Return the complete listing that follows, with each line reproduced exactly.

§ Extracted data

+---+

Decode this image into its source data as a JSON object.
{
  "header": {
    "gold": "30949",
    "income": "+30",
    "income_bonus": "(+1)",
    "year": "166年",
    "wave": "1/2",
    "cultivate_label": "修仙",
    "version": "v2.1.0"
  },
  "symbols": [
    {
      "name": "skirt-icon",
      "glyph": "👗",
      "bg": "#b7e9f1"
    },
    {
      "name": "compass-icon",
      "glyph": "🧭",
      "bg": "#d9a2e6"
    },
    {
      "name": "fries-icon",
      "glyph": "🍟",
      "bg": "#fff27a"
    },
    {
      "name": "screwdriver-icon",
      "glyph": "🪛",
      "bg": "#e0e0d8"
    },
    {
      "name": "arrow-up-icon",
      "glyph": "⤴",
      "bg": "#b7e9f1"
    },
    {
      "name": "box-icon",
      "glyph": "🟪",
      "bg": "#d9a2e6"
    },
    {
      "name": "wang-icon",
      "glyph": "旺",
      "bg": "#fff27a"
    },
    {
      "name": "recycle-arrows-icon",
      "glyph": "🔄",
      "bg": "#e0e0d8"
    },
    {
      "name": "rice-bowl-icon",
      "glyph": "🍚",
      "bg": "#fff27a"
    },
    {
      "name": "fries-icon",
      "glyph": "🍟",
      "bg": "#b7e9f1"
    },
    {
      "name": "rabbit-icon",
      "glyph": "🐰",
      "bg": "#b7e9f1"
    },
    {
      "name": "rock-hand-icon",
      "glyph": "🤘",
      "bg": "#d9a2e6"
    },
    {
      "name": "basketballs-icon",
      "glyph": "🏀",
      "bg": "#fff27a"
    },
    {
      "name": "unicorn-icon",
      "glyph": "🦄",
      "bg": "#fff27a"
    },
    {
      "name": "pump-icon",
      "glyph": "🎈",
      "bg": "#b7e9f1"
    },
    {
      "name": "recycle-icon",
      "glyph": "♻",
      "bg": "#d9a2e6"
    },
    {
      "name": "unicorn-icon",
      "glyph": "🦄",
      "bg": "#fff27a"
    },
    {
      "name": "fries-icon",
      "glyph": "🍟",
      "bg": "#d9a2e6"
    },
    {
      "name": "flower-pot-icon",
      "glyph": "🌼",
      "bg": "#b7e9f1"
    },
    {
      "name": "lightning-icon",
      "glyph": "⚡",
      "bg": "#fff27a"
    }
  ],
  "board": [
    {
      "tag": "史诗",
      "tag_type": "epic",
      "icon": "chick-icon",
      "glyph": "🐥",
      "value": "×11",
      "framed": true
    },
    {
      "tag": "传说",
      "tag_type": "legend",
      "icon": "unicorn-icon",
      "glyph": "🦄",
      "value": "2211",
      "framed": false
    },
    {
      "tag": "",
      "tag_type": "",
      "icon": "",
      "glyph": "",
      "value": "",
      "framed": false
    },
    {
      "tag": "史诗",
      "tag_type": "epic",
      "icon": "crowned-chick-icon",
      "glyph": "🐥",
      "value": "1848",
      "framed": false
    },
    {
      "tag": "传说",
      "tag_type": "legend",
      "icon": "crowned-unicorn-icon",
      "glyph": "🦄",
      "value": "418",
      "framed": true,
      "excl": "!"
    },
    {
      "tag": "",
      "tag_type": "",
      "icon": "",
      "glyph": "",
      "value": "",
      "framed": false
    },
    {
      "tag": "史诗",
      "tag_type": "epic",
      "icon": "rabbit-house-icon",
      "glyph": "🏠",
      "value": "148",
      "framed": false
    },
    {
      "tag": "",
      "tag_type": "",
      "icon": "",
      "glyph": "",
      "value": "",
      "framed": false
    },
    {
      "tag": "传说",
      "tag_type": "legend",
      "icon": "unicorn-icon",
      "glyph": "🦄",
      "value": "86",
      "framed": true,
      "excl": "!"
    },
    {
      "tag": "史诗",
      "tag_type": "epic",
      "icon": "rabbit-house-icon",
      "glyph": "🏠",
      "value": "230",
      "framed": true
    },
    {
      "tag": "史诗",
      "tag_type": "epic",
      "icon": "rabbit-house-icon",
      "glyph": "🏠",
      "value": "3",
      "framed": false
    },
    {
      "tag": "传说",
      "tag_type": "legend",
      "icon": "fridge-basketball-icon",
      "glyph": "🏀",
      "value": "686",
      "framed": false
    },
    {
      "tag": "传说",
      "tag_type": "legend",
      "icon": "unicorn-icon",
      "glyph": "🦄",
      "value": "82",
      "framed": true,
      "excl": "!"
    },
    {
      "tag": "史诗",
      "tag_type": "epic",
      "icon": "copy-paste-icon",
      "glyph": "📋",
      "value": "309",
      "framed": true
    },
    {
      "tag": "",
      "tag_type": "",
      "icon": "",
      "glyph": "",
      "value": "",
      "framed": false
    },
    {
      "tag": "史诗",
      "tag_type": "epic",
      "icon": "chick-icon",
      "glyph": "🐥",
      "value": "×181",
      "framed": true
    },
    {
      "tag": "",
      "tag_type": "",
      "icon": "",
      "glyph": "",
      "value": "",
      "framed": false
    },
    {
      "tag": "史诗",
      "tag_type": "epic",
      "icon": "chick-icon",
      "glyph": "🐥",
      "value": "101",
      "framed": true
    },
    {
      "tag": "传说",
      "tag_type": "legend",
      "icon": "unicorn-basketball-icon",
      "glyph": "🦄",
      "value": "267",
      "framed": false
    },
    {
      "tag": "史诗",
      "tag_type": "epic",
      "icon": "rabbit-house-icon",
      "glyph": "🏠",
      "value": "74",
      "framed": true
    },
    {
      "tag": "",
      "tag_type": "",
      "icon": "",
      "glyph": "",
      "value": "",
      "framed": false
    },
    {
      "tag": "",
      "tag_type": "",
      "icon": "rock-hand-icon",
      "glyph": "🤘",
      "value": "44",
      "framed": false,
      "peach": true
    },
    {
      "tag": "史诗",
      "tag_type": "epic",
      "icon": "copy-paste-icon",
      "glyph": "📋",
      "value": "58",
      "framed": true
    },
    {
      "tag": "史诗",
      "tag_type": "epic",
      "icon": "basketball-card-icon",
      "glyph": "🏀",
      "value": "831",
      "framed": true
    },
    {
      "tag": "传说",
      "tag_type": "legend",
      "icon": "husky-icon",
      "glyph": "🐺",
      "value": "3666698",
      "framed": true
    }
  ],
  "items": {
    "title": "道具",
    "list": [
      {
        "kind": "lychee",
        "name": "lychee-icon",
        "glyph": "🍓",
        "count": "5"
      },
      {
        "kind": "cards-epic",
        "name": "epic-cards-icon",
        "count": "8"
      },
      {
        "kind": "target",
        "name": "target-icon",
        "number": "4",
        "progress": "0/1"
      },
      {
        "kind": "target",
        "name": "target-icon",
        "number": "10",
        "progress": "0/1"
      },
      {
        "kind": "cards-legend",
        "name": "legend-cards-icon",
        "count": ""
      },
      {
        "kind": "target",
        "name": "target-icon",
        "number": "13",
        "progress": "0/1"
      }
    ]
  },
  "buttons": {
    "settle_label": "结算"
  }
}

+---+

§ Result of this task
Decode this image into its source data as a JSON object.
{
  "header": {
    "gold": "30949",
    "income": "+30",
    "income_bonus": "(+1)",
    "year": "166年",
    "wave": "1/2",
    "cultivate_label": "修仙",
    "version": "v2.1.0"
  },
  "symbols": [
    {
      "name": "skirt-icon",
      "glyph": "👗",
      "bg": "#b7e9f1"
    },
    {
      "name": "compass-icon",
      "glyph": "🧭",
      "bg": "#d9a2e6"
    },
    {
      "name": "fries-icon",
      "glyph": "🍟",
      "bg": "#fff27a"
    },
    {
      "name": "screwdriver-icon",
      "glyph": "🪛",
      "bg": "#e0e0d8"
    },
    {
      "name": "arrow-up-icon",
      "glyph": "⤴",
      "bg": "#b7e9f1"
    },
    {
      "name": "box-icon",
      "glyph": "🟪",
      "bg": "#d9a2e6"
    },
    {
      "name": "wang-icon",
      "glyph": "旺",
      "bg": "#fff27a"
    },
    {
      "name": "recycle-arrows-icon",
      "glyph": "🔄",
      "bg": "#e0e0d8"
    },
    {
      "name": "rice-bowl-icon",
      "glyph": "🍚",
      "bg": "#fff27a"
    },
    {
      "name": "fries-icon",
      "glyph": "🍟",
      "bg": "#b7e9f1"
    },
    {
      "name": "rabbit-icon",
      "glyph": "🐰",
      "bg": "#b7e9f1"
    },
    {
      "name": "rock-hand-icon",
      "glyph": "🤘",
      "bg": "#d9a2e6"
    },
    {
      "name": "basketballs-icon",
      "glyph": "🏀",
      "bg": "#fff27a"
    },
    {
      "name": "unicorn-icon",
      "glyph": "🦄",
      "bg": "#fff27a"
    },
    {
      "name": "pump-icon",
      "glyph": "🎈",
      "bg": "#b7e9f1"
    },
    {
      "name": "recycle-icon",
      "glyph": "♻",
      "bg": "#d9a2e6"
    },
    {
      "name": "unicorn-icon",
      "glyph": "🦄",
      "bg": "#fff27a"
    },
    {
      "name": "fries-icon",
      "glyph": "🍟",
      "bg": "#d9a2e6"
    },
    {
      "name": "flower-pot-icon",
      "glyph": "🌼",
      "bg": "#b7e9f1"
    },
    {
      "name": "lightning-icon",
      "glyph": "⚡",
      "bg": "#fff27a"
    }
  ],
  "board": [
    {
      "tag": "史诗",
      "tag_type": "epic",
      "icon": "chick-icon",
      "glyph": "🐥",
      "value": "×11",
      "framed": true
    },
    {
      "tag": "传说",
      "tag_type": "legend",
      "icon": "unicorn-icon",
      "glyph": "🦄",
      "value": "2211",
      "framed": false
    },
    {
      "tag": "",
      "tag_type": "",
      "icon": "",
      "glyph": "",
      "value": "",
      "framed": false
    },
    {
      "tag": "史诗",
      "tag_type": "epic",
      "icon": "crowned-chick-icon",
      "glyph": "🐥",
      "value": "1848",
      "framed": false
    },
    {
      "tag": "传说",
      "tag_type": "legend",
      "icon": "crowned-unicorn-icon",
      "glyph": "🦄",
      "value": "418",
      "framed": true,
      "excl": "!"
    },
    {
      "tag": "",
      "tag_type": "",
      "icon": "",
      "glyph": "",
      "value": "",
      "framed": false
    },
    {
      "tag": "史诗",
      "tag_type": "epic",
      "icon": "rabbit-house-icon",
      "glyph": "🏠",
      "value": "148",
      "framed": false
    },
    {
      "tag": "",
      "tag_type": "",
      "icon": "",
      "glyph": "",
      "value": "",
      "framed": false
    },
    {
      "tag": "传说",
      "tag_type": "legend",
      "icon": "unicorn-icon",
      "glyph": "🦄",
      "value": "86",
      "framed": true,
      "excl": "!"
    },
    {
      "tag": "史诗",
      "tag_type": "epic",
      "icon": "rabbit-house-icon",
      "glyph": "🏠",
      "value": "230",
      "framed": true
    },
    {
      "tag": "史诗",
      "tag_type": "epic",
      "icon": "rabbit-house-icon",
      "glyph": "🏠",
      "value": "3",
      "framed": false
    },
    {
      "tag": "传说",
      "tag_type": "legend",
      "icon": "fridge-basketball-icon",
      "glyph": "🏀",
      "value": "686",
      "framed": false
    },
    {
      "tag": "传说",
      "tag_type": "legend",
      "icon": "unicorn-icon",
      "glyph": "🦄",
      "value": "82",
      "framed": true,
      "excl": "!"
    },
    {
      "tag": "史诗",
      "tag_type": "epic",
      "icon": "copy-paste-icon",
      "glyph": "📋",
      "value": "309",
      "framed": true
    },
    {
      "tag": "",
      "tag_type": "",
      "icon": "",
      "glyph": "",
      "value": "",
      "framed": false
    },
    {
      "tag": "史诗",
      "tag_type": "epic",
      "icon": "chick-icon",
      "glyph": "🐥",
      "value": "×181",
      "framed": true
    },
    {
      "tag": "",
      "tag_type": "",
      "icon": "",
      "glyph": "",
      "value": "",
      "framed": false
    },
    {
      "tag": "史诗",
      "tag_type": "epic",
      "icon": "chick-icon",
      "glyph": "🐥",
      "value": "101",
      "framed": true
    },
    {
      "tag": "传说",
      "tag_type": "legend",
      "icon": "unicorn-basketball-icon",
      "glyph": "🦄",
      "value": "267",
      "framed": false
    },
    {
      "tag": "史诗",
      "tag_type": "epic",
      "icon": "rabbit-house-icon",
      "glyph": "🏠",
      "value": "74",
      "framed": true
    },
    {
      "tag": "",
      "tag_type": "",
      "icon": "",
      "glyph": "",
      "value": "",
      "framed": false
    },
    {
      "tag": "",
      "tag_type": "",
      "icon": "rock-hand-icon",
      "glyph": "🤘",
      "value": "44",
      "framed": false,
      "peach": true
    },
    {
      "tag": "史诗",
      "tag_type": "epic",
      "icon": "copy-paste-icon",
      "glyph": "📋",
      "value": "58",
      "framed": true
    },
    {
      "tag": "史诗",
      "tag_type": "epic",
      "icon": "basketball-card-icon",
      "glyph": "🏀",
      "value": "831",
      "framed": true
    },
    {
      "tag": "传说",
      "tag_type": "legend",
      "icon": "husky-icon",
      "glyph": "🐺",
      "value": "3666698",
      "framed": true
    }
  ],
  "items": {
    "title": "道具",
    "list": [
      {
        "kind": "lychee",
        "name": "lychee-icon",
        "glyph": "🍓",
        "count": "5"
      },
      {
        "kind": "cards-epic",
        "name": "epic-cards-icon",
        "count": "8"
      },
      {
        "kind": "target",
        "name": "target-icon",
        "number": "4",
        "progress": "0/1"
      },
      {
        "kind": "target",
        "name": "target-icon",
        "number": "10",
        "progress": "0/1"
      },
      {
        "kind": "cards-legend",
        "name": "legend-cards-icon",
        "count": ""
      },
      {
        "kind": "target",
        "name": "target-icon",
        "number": "13",
        "progress": "0/1"
      }
    ]
  },
  "buttons": {
    "settle_label": "结算"
  }
}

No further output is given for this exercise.